## [What you have to do]
Answer with one number: the count of lines in this material that hold the word "text".

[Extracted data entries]

------------

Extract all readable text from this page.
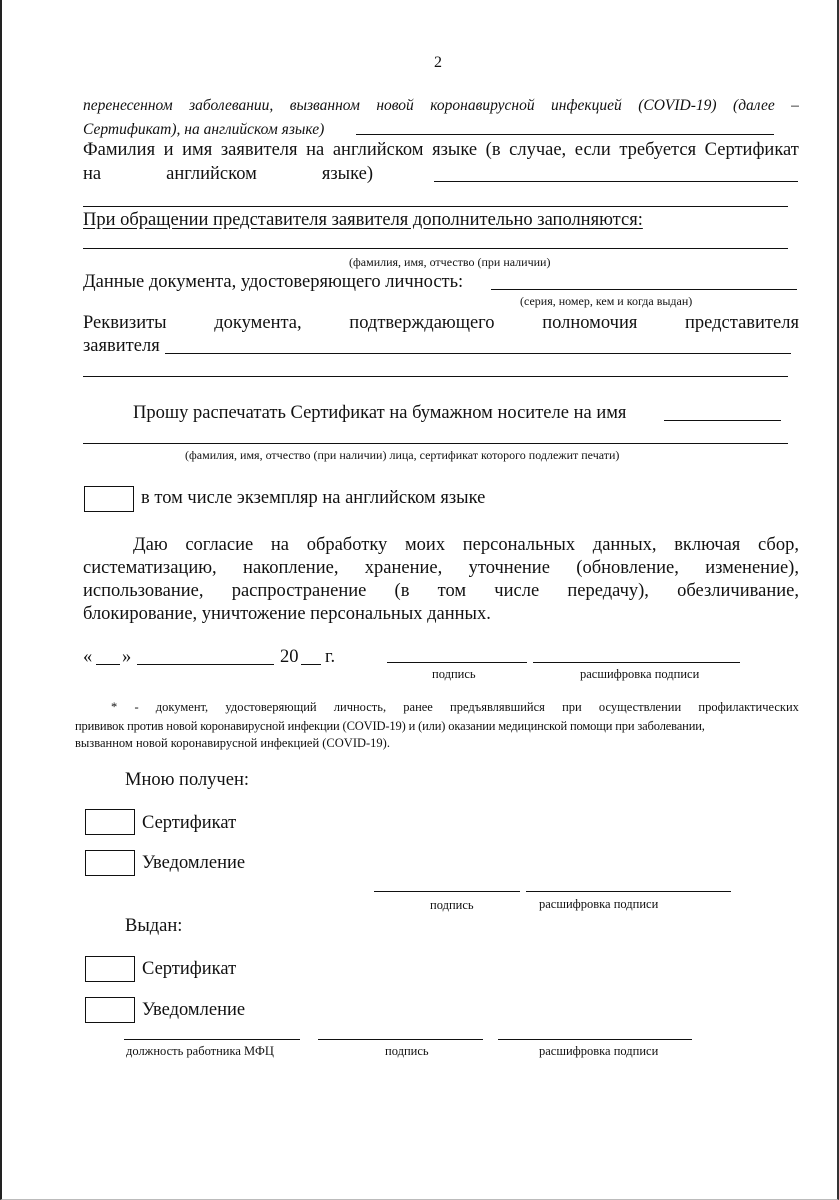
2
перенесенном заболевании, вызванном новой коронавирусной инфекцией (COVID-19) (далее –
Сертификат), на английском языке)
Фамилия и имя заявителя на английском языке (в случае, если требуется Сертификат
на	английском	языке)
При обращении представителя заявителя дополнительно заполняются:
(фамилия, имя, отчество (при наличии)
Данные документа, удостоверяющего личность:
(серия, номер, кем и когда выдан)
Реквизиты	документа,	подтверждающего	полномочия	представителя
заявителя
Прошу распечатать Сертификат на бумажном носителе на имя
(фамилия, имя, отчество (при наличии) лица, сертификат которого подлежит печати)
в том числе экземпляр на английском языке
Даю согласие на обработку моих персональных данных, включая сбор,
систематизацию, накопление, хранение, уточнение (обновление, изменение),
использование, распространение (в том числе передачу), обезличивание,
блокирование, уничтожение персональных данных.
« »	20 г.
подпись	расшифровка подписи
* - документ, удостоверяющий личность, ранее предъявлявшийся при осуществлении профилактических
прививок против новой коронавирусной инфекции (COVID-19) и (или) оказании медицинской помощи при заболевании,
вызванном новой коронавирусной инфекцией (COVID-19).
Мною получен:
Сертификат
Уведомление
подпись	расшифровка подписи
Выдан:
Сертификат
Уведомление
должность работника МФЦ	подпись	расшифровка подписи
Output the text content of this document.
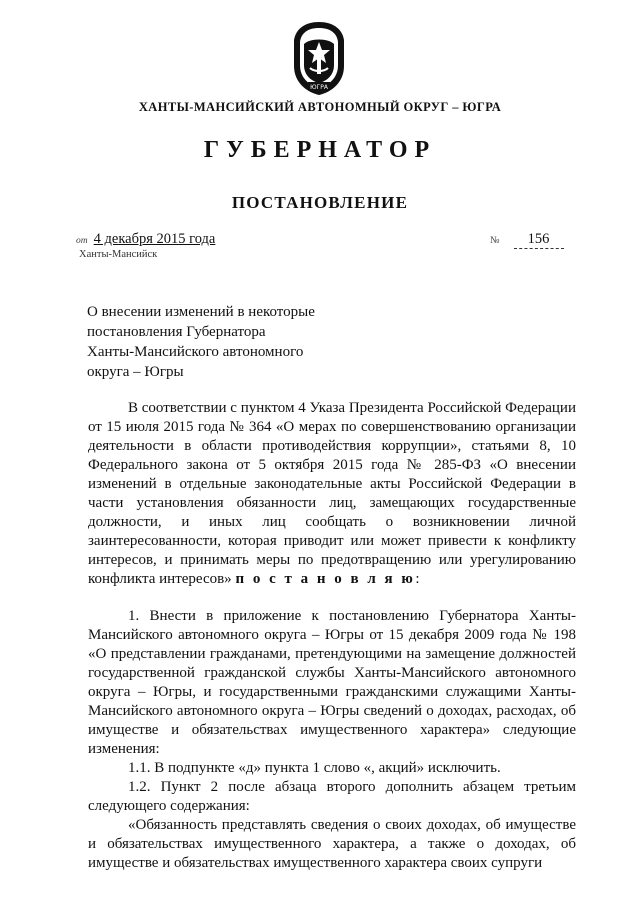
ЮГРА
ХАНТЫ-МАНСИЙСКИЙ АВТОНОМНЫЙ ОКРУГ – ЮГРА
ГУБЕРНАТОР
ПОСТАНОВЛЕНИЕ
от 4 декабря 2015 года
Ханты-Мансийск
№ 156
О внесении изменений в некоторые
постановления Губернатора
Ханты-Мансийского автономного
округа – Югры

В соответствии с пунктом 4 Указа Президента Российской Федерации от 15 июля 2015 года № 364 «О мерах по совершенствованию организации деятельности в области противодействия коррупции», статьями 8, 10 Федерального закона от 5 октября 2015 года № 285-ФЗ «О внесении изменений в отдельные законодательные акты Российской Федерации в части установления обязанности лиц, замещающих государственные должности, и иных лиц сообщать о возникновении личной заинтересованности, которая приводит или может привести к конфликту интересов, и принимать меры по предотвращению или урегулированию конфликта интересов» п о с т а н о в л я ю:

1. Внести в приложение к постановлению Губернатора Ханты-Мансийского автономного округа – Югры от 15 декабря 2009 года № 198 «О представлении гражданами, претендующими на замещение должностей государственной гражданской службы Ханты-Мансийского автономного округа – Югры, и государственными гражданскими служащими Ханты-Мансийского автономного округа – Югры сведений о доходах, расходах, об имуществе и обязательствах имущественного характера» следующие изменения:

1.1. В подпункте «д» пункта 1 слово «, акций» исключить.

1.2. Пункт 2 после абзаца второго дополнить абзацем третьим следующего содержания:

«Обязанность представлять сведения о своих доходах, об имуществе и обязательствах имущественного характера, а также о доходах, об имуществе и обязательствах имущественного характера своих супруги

------------

## [Answer to the exercise]
2